→ Objet de la tâche
Reprenez l'entretien ci-dessous sur l'Orthodoxie et les autres religions, et poursuivez-le à partir de sa dernière phrase.

"Dans la confusion de notre époque quand une centaine de voix contradictoires prétend parler au nom de l'Orthodoxie, il est essentiel de savoir à qui l'on peut faire confiance. Il ne suffit pas de prétendre parler au nom de l'Orthodoxie patristique, il faut être dans la pure tradition des saints Pères ... "
Père Seraphim (Rose) de bienheureuse mémoire

mardi 18 juillet 2017

Entretien de conversion de l'hypodiacre Pierre 3


3. Comment et en quoi voyez-vous des différences et des similarités entre l’Orthodoxie et d’autres religions ?

On ne compare pas le Christ et Bélial.
Dieu Lui-même, en tant que Deuxième Personne de la Trinité, s’est incarné – Vrai Dieu et vrai Homme – pour sauver l’homme de sa chute, et nous a offert son Corps vivant, l’Eglise, dont Il est la Tête. Lui qui est la Voie, le Vérité et la Vie. C’est dans l’Eglise qu’il est possible d’expérimenter véritablement ces trois réalités, qui en forment une seule.

→ Liste
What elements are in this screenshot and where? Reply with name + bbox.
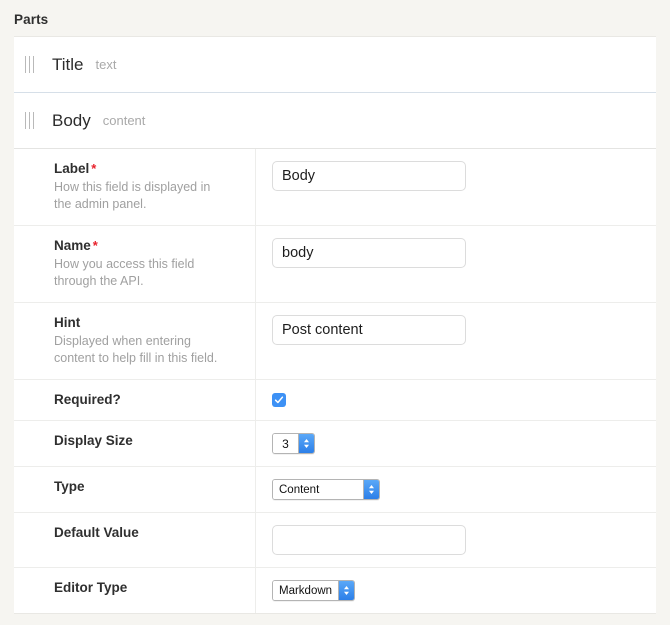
drag-handle-icon[interactable] (18, 56, 40, 73)
setting-label-cell: Display Size (14, 421, 255, 466)
setting-value-cell (255, 303, 656, 379)
setting-label: Hint (54, 315, 239, 331)
stepper-arrows-icon[interactable] (298, 434, 314, 453)
setting-row-type: Type Content (14, 467, 656, 513)
setting-label: Type (54, 479, 239, 495)
setting-row-label: Label * How this field is displayed in th… (14, 149, 656, 226)
part-name: Body (52, 110, 91, 130)
editor-type-select[interactable]: Markdown (272, 580, 356, 601)
setting-row-required: Required? (14, 380, 656, 421)
setting-label-cell: Type (14, 467, 255, 512)
setting-label: Label * (54, 161, 239, 177)
up-down-chevron-icon (344, 586, 350, 595)
select-arrows-icon[interactable] (363, 480, 379, 499)
part-type: content (102, 113, 146, 128)
setting-row-editor-type: Editor Type Markdown (14, 568, 656, 613)
drag-handle-icon[interactable] (18, 112, 40, 129)
setting-label-text: Editor Type (54, 580, 128, 595)
parts-card: Title text Body content Label * How this … (14, 36, 656, 614)
setting-value-cell: Content (255, 467, 656, 512)
name-input[interactable] (272, 238, 466, 268)
up-down-chevron-icon (304, 439, 309, 448)
type-select-value[interactable]: Content (273, 480, 363, 499)
setting-label-cell: Hint Displayed when entering content to … (14, 303, 255, 379)
setting-row-name: Name * How you access this field through … (14, 226, 656, 303)
setting-label: Required? (54, 392, 239, 408)
setting-label: Display Size (54, 433, 239, 449)
setting-label-text: Display Size (54, 433, 133, 448)
setting-label: Editor Type (54, 580, 239, 596)
setting-value-cell: 3 (255, 421, 656, 466)
setting-row-default-value: Default Value (14, 513, 656, 568)
display-size-value[interactable]: 3 (273, 434, 298, 453)
part-type: text (95, 57, 117, 72)
select-arrows-icon[interactable] (338, 581, 355, 600)
setting-help-text: How this field is displayed in the admin… (54, 180, 211, 211)
setting-label-text: Hint (54, 315, 81, 330)
required-asterisk-icon: * (92, 238, 98, 253)
label-input[interactable] (272, 161, 466, 191)
setting-label-text: Default Value (54, 525, 139, 540)
required-asterisk-icon: * (91, 161, 97, 176)
part-row-title[interactable]: Title text (14, 37, 656, 93)
setting-value-cell (255, 513, 656, 567)
setting-label-cell: Label * How this field is displayed in th… (14, 149, 255, 225)
checkmark-icon (274, 396, 284, 404)
hint-input[interactable] (272, 315, 466, 345)
up-down-chevron-icon (369, 485, 374, 494)
display-size-stepper[interactable]: 3 (272, 433, 315, 454)
default-value-input[interactable] (272, 525, 466, 555)
setting-label-cell: Default Value (14, 513, 255, 567)
setting-label-text: Type (54, 479, 85, 494)
setting-row-display-size: Display Size 3 (14, 421, 656, 467)
setting-label-text: Name (54, 238, 91, 253)
setting-value-cell (255, 226, 656, 302)
part-row-body[interactable]: Body content (14, 93, 656, 149)
setting-value-cell (255, 149, 656, 225)
part-settings-table: Label * How this field is displayed in th… (14, 149, 656, 613)
editor-type-select-value[interactable]: Markdown (273, 581, 339, 600)
part-name: Title (52, 54, 84, 74)
setting-label: Default Value (54, 525, 239, 541)
setting-value-cell (255, 380, 656, 420)
setting-label-text: Label (54, 161, 90, 176)
type-select[interactable]: Content (272, 479, 380, 500)
setting-label-cell: Required? (14, 380, 255, 420)
setting-help-text: How you access this field through the AP… (54, 257, 195, 288)
setting-label-text: Required? (54, 392, 121, 407)
setting-help-text: Displayed when entering content to help … (54, 334, 218, 365)
page-title: Parts (14, 12, 49, 27)
setting-label-cell: Name * How you access this field through … (14, 226, 255, 302)
setting-value-cell: Markdown (255, 568, 656, 613)
required-checkbox[interactable] (272, 393, 286, 407)
setting-row-hint: Hint Displayed when entering content to … (14, 303, 656, 380)
setting-label: Name * (54, 238, 239, 254)
setting-label-cell: Editor Type (14, 568, 255, 613)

→ Production attendue
On peut certes trouver diverses formes de piété et de mystique d’apparence respectable dans les autres religions et de nombreux exemples de foi tout à fait admirables.
(En ce qui concerne les hérésies issues du christianisme – le papisme et les diverses branches du protestantisme -, la déformation de la vérité reçue est telle qu’elle apparaît malheureusement comme une caricature appauvrissante, et parfois blasphématoire).
De même, l’on peut trouver ailleurs des doctrines qui sécurisent le mental et tranquillisent, des règlements qui indiquent une conduite d’action existentielle et apportent un certain équilibre pour la gestion du quotidien.
Toutefois, s’il est possible de rencontrer une sagesse – relative -, une paix – relative -, ou même une compassion – toujours relative – dans d’autres formes de religions, partout règne le grand Manque, ou la grande Absence : celle de la présence du Christ, seule Plénitude capable de tout remplir – la terre, le ciel et les enfers.

Pour exemple : l’amour des ennemis, dans le christianisme, est bien plus qu’une attitude morale et un commandement.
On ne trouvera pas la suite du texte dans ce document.